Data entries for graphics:
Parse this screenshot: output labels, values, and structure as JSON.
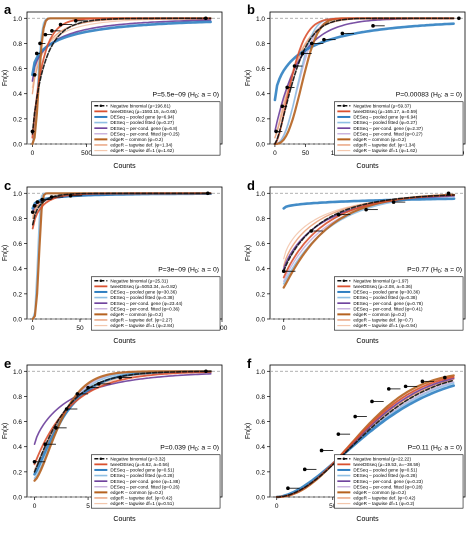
{
  "figure": {
    "legend_entries": [
      {
        "key": "nb",
        "color": "#111111",
        "dash": "4,2",
        "width": 1.6,
        "dot": true
      },
      {
        "key": "tw",
        "color": "#d9502f",
        "dash": "",
        "width": 1.8
      },
      {
        "key": "pool",
        "color": "#2f7fc1",
        "dash": "",
        "width": 2.6
      },
      {
        "key": "poolfit",
        "color": "#8fbfe3",
        "dash": "",
        "width": 1.6
      },
      {
        "key": "per",
        "color": "#6a3d9a",
        "dash": "",
        "width": 1.6
      },
      {
        "key": "perfit",
        "color": "#c7b0dd",
        "dash": "",
        "width": 1.4
      },
      {
        "key": "common",
        "color": "#b5621f",
        "dash": "",
        "width": 2.2
      },
      {
        "key": "tagdef",
        "color": "#e9a07a",
        "dash": "",
        "width": 1.4
      },
      {
        "key": "tagdf1",
        "color": "#f3c7ad",
        "dash": "",
        "width": 1.2
      }
    ]
  },
  "chart_data": [
    {
      "type": "line",
      "panel_letter": "a",
      "xlabel": "Counts",
      "ylabel": "Fn(x)",
      "xlim": [
        -50,
        1750
      ],
      "ylim": [
        0,
        1.05
      ],
      "xticks": [
        "0",
        "500",
        "1000",
        "1500"
      ],
      "xtick_values": [
        0,
        500,
        1000,
        1500
      ],
      "yticks": [
        "0.0",
        "0.2",
        "0.4",
        "0.6",
        "0.8",
        "1.0"
      ],
      "ytick_values": [
        0,
        0.2,
        0.4,
        0.6,
        0.8,
        1.0
      ],
      "pvalue": "P=5.5e−09 (H",
      "pvalue_sub": "0",
      "pvalue_tail": ": a = 0)",
      "legend_text": [
        "Negative binomial (μ=196.81)",
        "tweeDEseq (μ=1593.15, a=0.65)",
        "DESeq – pooled gene (φ=6.94)",
        "DESeq – pooled fitted (φ=0.27)",
        "DESeq – per-cond. gene (φ=6.8)",
        "DESeq – per-cond. fitted (φ=0.25)",
        "edgeR – common (φ=0.2)",
        "edgeR – tagwise def. (φ=1.34)",
        "edgeR – tagwise df=1 (φ=1.62)"
      ],
      "series": [
        {
          "key": "nb",
          "start": 0.08,
          "scale": 120,
          "shape": 0.9
        },
        {
          "key": "tw",
          "start": 0.05,
          "scale": 95,
          "shape": 1.0
        },
        {
          "key": "pool",
          "start": 0.55,
          "scale": 260,
          "shape": 0.55
        },
        {
          "key": "poolfit",
          "start": 0.0,
          "scale": 60,
          "shape": 2.2
        },
        {
          "key": "per",
          "start": 0.5,
          "scale": 200,
          "shape": 0.6
        },
        {
          "key": "perfit",
          "start": 0.0,
          "scale": 65,
          "shape": 2.0
        },
        {
          "key": "common",
          "start": 0.0,
          "scale": 70,
          "shape": 2.4
        },
        {
          "key": "tagdef",
          "start": 0.4,
          "scale": 130,
          "shape": 0.8
        },
        {
          "key": "tagdf1",
          "start": 0.45,
          "scale": 150,
          "shape": 0.7
        }
      ],
      "ecdf_points": [
        [
          0,
          0.1
        ],
        [
          20,
          0.55
        ],
        [
          40,
          0.72
        ],
        [
          70,
          0.8
        ],
        [
          120,
          0.87
        ],
        [
          180,
          0.9
        ],
        [
          260,
          0.95
        ],
        [
          400,
          0.98
        ],
        [
          1600,
          1.0
        ]
      ]
    },
    {
      "type": "line",
      "panel_letter": "b",
      "xlabel": "Counts",
      "ylabel": "Fn(x)",
      "xlim": [
        -8,
        310
      ],
      "ylim": [
        0,
        1.05
      ],
      "xticks": [
        "0",
        "50",
        "100",
        "150",
        "200",
        "250",
        "300"
      ],
      "xtick_values": [
        0,
        50,
        100,
        150,
        200,
        250,
        300
      ],
      "yticks": [
        "0.0",
        "0.2",
        "0.4",
        "0.6",
        "0.8",
        "1.0"
      ],
      "ytick_values": [
        0,
        0.2,
        0.4,
        0.6,
        0.8,
        1.0
      ],
      "pvalue": "P=0.00083 (H",
      "pvalue_sub": "0",
      "pvalue_tail": ": a = 0)",
      "legend_text": [
        "Negative binomial (μ=59.37)",
        "tweeDEseq (μ=165.17, a=0.59)",
        "DESeq – pooled gene (φ=6.94)",
        "DESeq – pooled fitted (φ=0.27)",
        "DESeq – per-cond. gene (φ=2.37)",
        "DESeq – per-cond. fitted (φ=0.27)",
        "edgeR – common (φ=0.2)",
        "edgeR – tagwise def. (φ=1.34)",
        "edgeR – tagwise df=1 (φ=1.62)"
      ],
      "series": [
        {
          "key": "nb",
          "start": 0.0,
          "scale": 38,
          "shape": 1.4
        },
        {
          "key": "tw",
          "start": 0.0,
          "scale": 33,
          "shape": 1.6
        },
        {
          "key": "pool",
          "start": 0.35,
          "scale": 55,
          "shape": 0.6
        },
        {
          "key": "poolfit",
          "start": 0.0,
          "scale": 45,
          "shape": 2.4
        },
        {
          "key": "per",
          "start": 0.1,
          "scale": 40,
          "shape": 1.0
        },
        {
          "key": "perfit",
          "start": 0.0,
          "scale": 47,
          "shape": 2.2
        },
        {
          "key": "common",
          "start": 0.0,
          "scale": 52,
          "shape": 2.6
        },
        {
          "key": "tagdef",
          "start": 0.05,
          "scale": 36,
          "shape": 1.3
        },
        {
          "key": "tagdf1",
          "start": 0.05,
          "scale": 34,
          "shape": 1.2
        }
      ],
      "ecdf_points": [
        [
          2,
          0.1
        ],
        [
          12,
          0.3
        ],
        [
          20,
          0.45
        ],
        [
          32,
          0.62
        ],
        [
          45,
          0.72
        ],
        [
          60,
          0.8
        ],
        [
          80,
          0.83
        ],
        [
          110,
          0.88
        ],
        [
          160,
          0.94
        ],
        [
          300,
          1.0
        ]
      ]
    },
    {
      "type": "line",
      "panel_letter": "c",
      "xlabel": "Counts",
      "ylabel": "Fn(x)",
      "xlim": [
        -6,
        200
      ],
      "ylim": [
        0,
        1.05
      ],
      "xticks": [
        "0",
        "50",
        "100",
        "150",
        "200"
      ],
      "xtick_values": [
        0,
        50,
        100,
        150,
        200
      ],
      "yticks": [
        "0.0",
        "0.2",
        "0.4",
        "0.6",
        "0.8",
        "1.0"
      ],
      "ytick_values": [
        0,
        0.2,
        0.4,
        0.6,
        0.8,
        1.0
      ],
      "pvalue": "P=3e−09 (H",
      "pvalue_sub": "0",
      "pvalue_tail": ": a = 0)",
      "legend_text": [
        "Negative binomial (μ=25.31)",
        "tweeDEseq (μ=5053.34, a=0.82)",
        "DESeq – pooled gene (φ=30.36)",
        "DESeq – pooled fitted (φ=0.38)",
        "DESeq – per-cond. gene (φ=23.44)",
        "DESeq – per-cond. fitted (φ=0.36)",
        "edgeR – common (φ=0.2)",
        "edgeR – tagwise def. (φ=2.27)",
        "edgeR – tagwise df=1 (φ=2.84)"
      ],
      "series": [
        {
          "key": "nb",
          "start": 0.75,
          "scale": 8,
          "shape": 0.8
        },
        {
          "key": "tw",
          "start": 0.72,
          "scale": 10,
          "shape": 0.8
        },
        {
          "key": "pool",
          "start": 0.88,
          "scale": 14,
          "shape": 0.5
        },
        {
          "key": "poolfit",
          "start": 0.0,
          "scale": 6,
          "shape": 3.0
        },
        {
          "key": "per",
          "start": 0.85,
          "scale": 12,
          "shape": 0.5
        },
        {
          "key": "perfit",
          "start": 0.0,
          "scale": 7,
          "shape": 2.8
        },
        {
          "key": "common",
          "start": 0.0,
          "scale": 7.5,
          "shape": 3.2
        },
        {
          "key": "tagdef",
          "start": 0.8,
          "scale": 9,
          "shape": 0.7
        },
        {
          "key": "tagdf1",
          "start": 0.82,
          "scale": 11,
          "shape": 0.6
        }
      ],
      "ecdf_points": [
        [
          0,
          0.85
        ],
        [
          2,
          0.9
        ],
        [
          5,
          0.93
        ],
        [
          10,
          0.95
        ],
        [
          20,
          0.97
        ],
        [
          40,
          0.98
        ],
        [
          185,
          1.0
        ]
      ]
    },
    {
      "type": "line",
      "panel_letter": "d",
      "xlabel": "Counts",
      "ylabel": "Fn(x)",
      "xlim": [
        -0.5,
        6.6
      ],
      "ylim": [
        0,
        1.05
      ],
      "xticks": [
        "0",
        "2",
        "4",
        "6"
      ],
      "xtick_values": [
        0,
        2,
        4,
        6
      ],
      "yticks": [
        "0.0",
        "0.2",
        "0.4",
        "0.6",
        "0.8",
        "1.0"
      ],
      "ytick_values": [
        0,
        0.2,
        0.4,
        0.6,
        0.8,
        1.0
      ],
      "pvalue": "P=0.77 (H",
      "pvalue_sub": "0",
      "pvalue_tail": ": a = 0)",
      "legend_text": [
        "Negative binomial (μ=1.97)",
        "tweeDEseq (μ=2.08, a=0.36)",
        "DESeq – pooled gene (φ=30.36)",
        "DESeq – pooled fitted (φ=0.38)",
        "DESeq – per-cond. gene (φ=0.78)",
        "DESeq – per-cond. fitted (φ=0.41)",
        "edgeR – common (φ=0.2)",
        "edgeR – tagwise def. (φ=0.7)",
        "edgeR – tagwise df=1 (φ=0.94)"
      ],
      "series": [
        {
          "key": "nb",
          "start": 0.38,
          "scale": 1.4,
          "shape": 0.9
        },
        {
          "key": "tw",
          "start": 0.33,
          "scale": 1.5,
          "shape": 0.95
        },
        {
          "key": "pool",
          "start": 0.88,
          "scale": 6,
          "shape": 0.5
        },
        {
          "key": "poolfit",
          "start": 0.28,
          "scale": 1.7,
          "shape": 1.0
        },
        {
          "key": "per",
          "start": 0.4,
          "scale": 1.5,
          "shape": 0.85
        },
        {
          "key": "perfit",
          "start": 0.3,
          "scale": 1.6,
          "shape": 0.95
        },
        {
          "key": "common",
          "start": 0.25,
          "scale": 1.6,
          "shape": 1.05
        },
        {
          "key": "tagdef",
          "start": 0.42,
          "scale": 1.3,
          "shape": 0.8
        },
        {
          "key": "tagdf1",
          "start": 0.48,
          "scale": 1.3,
          "shape": 0.75
        }
      ],
      "ecdf_points": [
        [
          0,
          0.38
        ],
        [
          1,
          0.7
        ],
        [
          2,
          0.83
        ],
        [
          3,
          0.87
        ],
        [
          4,
          0.93
        ],
        [
          6,
          1.0
        ]
      ]
    },
    {
      "type": "line",
      "panel_letter": "e",
      "xlabel": "Counts",
      "ylabel": "Fn(x)",
      "xlim": [
        -0.7,
        17.5
      ],
      "ylim": [
        0,
        1.05
      ],
      "xticks": [
        "0",
        "5",
        "10",
        "15"
      ],
      "xtick_values": [
        0,
        5,
        10,
        15
      ],
      "yticks": [
        "0.0",
        "0.2",
        "0.4",
        "0.6",
        "0.8",
        "1.0"
      ],
      "ytick_values": [
        0,
        0.2,
        0.4,
        0.6,
        0.8,
        1.0
      ],
      "pvalue": "P=0.039 (H",
      "pvalue_sub": "0",
      "pvalue_tail": ": a = 0)",
      "legend_text": [
        "Negative binomial (μ=3.32)",
        "tweeDEseq (μ=6.62, a=0.56)",
        "DESeq – pooled gene (φ=0.51)",
        "DESeq – pooled fitted (φ=0.28)",
        "DESeq – per-cond. gene (φ=1.88)",
        "DESeq – per-cond. fitted (φ=0.26)",
        "edgeR – common (φ=0.2)",
        "edgeR – tagwise def. (φ=0.42)",
        "edgeR – tagwise df=1 (φ=0.51)"
      ],
      "series": [
        {
          "key": "nb",
          "start": 0.2,
          "scale": 3.0,
          "shape": 1.1
        },
        {
          "key": "tw",
          "start": 0.26,
          "scale": 3.4,
          "shape": 1.0
        },
        {
          "key": "pool",
          "start": 0.18,
          "scale": 3.2,
          "shape": 1.2
        },
        {
          "key": "poolfit",
          "start": 0.15,
          "scale": 3.1,
          "shape": 1.35
        },
        {
          "key": "per",
          "start": 0.42,
          "scale": 3.6,
          "shape": 0.8
        },
        {
          "key": "perfit",
          "start": 0.14,
          "scale": 3.0,
          "shape": 1.4
        },
        {
          "key": "common",
          "start": 0.13,
          "scale": 2.9,
          "shape": 1.45
        },
        {
          "key": "tagdef",
          "start": 0.2,
          "scale": 3.2,
          "shape": 1.15
        },
        {
          "key": "tagdf1",
          "start": 0.22,
          "scale": 3.3,
          "shape": 1.1
        }
      ],
      "ecdf_points": [
        [
          0,
          0.28
        ],
        [
          1,
          0.42
        ],
        [
          2,
          0.55
        ],
        [
          3,
          0.7
        ],
        [
          4,
          0.82
        ],
        [
          5,
          0.87
        ],
        [
          6,
          0.9
        ],
        [
          8,
          0.95
        ],
        [
          16,
          1.0
        ]
      ]
    },
    {
      "type": "line",
      "panel_letter": "f",
      "xlabel": "Counts",
      "ylabel": "Fn(x)",
      "xlim": [
        -6,
        168
      ],
      "ylim": [
        0,
        1.05
      ],
      "xticks": [
        "0",
        "50",
        "100",
        "150"
      ],
      "xtick_values": [
        0,
        50,
        100,
        150
      ],
      "yticks": [
        "0.0",
        "0.2",
        "0.4",
        "0.6",
        "0.8",
        "1.0"
      ],
      "ytick_values": [
        0,
        0.2,
        0.4,
        0.6,
        0.8,
        1.0
      ],
      "pvalue": "P=0.11 (H",
      "pvalue_sub": "0",
      "pvalue_tail": ": a = 0)",
      "legend_text": [
        "Negative binomial (μ=22.22)",
        "tweeDEseq (μ=19.53, a=−38.59)",
        "DESeq – pooled gene (φ=0.51)",
        "DESeq – pooled fitted (φ=0.28)",
        "DESeq – per-cond. gene (φ=0.23)",
        "DESeq – per-cond. fitted (φ=0.28)",
        "edgeR – common (φ=0.2)",
        "edgeR – tagwise def. (φ=0.42)",
        "edgeR – tagwise df=1 (φ=0.2)"
      ],
      "series": [
        {
          "key": "nb",
          "start": 0.0,
          "scale": 95,
          "shape": 1.9
        },
        {
          "key": "tw",
          "start": 0.0,
          "scale": 90,
          "shape": 2.0
        },
        {
          "key": "pool",
          "start": 0.0,
          "scale": 100,
          "shape": 1.7
        },
        {
          "key": "poolfit",
          "start": 0.0,
          "scale": 98,
          "shape": 1.8
        },
        {
          "key": "per",
          "start": 0.0,
          "scale": 92,
          "shape": 1.95
        },
        {
          "key": "perfit",
          "start": 0.0,
          "scale": 97,
          "shape": 1.85
        },
        {
          "key": "common",
          "start": 0.0,
          "scale": 88,
          "shape": 2.1
        },
        {
          "key": "tagdef",
          "start": 0.0,
          "scale": 93,
          "shape": 1.9
        },
        {
          "key": "tagdf1",
          "start": 0.0,
          "scale": 90,
          "shape": 2.05
        }
      ],
      "ecdf_points": [
        [
          10,
          0.07
        ],
        [
          25,
          0.22
        ],
        [
          40,
          0.37
        ],
        [
          55,
          0.5
        ],
        [
          70,
          0.64
        ],
        [
          85,
          0.76
        ],
        [
          100,
          0.86
        ],
        [
          115,
          0.88
        ],
        [
          130,
          0.92
        ],
        [
          150,
          0.95
        ]
      ]
    }
  ]
}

Exercise goal ▸ Your task is to copy every line in the entries that holds the string "tagwise".

Finished exercise ▸
        "edgeR – tagwise def. (φ=1.34)",
        "edgeR – tagwise df=1 (φ=1.62)"
        "edgeR – tagwise def. (φ=1.34)",
        "edgeR – tagwise df=1 (φ=1.62)"
        "edgeR – tagwise def. (φ=2.27)",
        "edgeR – tagwise df=1 (φ=2.84)"
        "edgeR – tagwise def. (φ=0.7)",
        "edgeR – tagwise df=1 (φ=0.94)"
        "edgeR – tagwise def. (φ=0.42)",
        "edgeR – tagwise df=1 (φ=0.51)"
        "edgeR – tagwise def. (φ=0.42)",
        "edgeR – tagwise df=1 (φ=0.2)"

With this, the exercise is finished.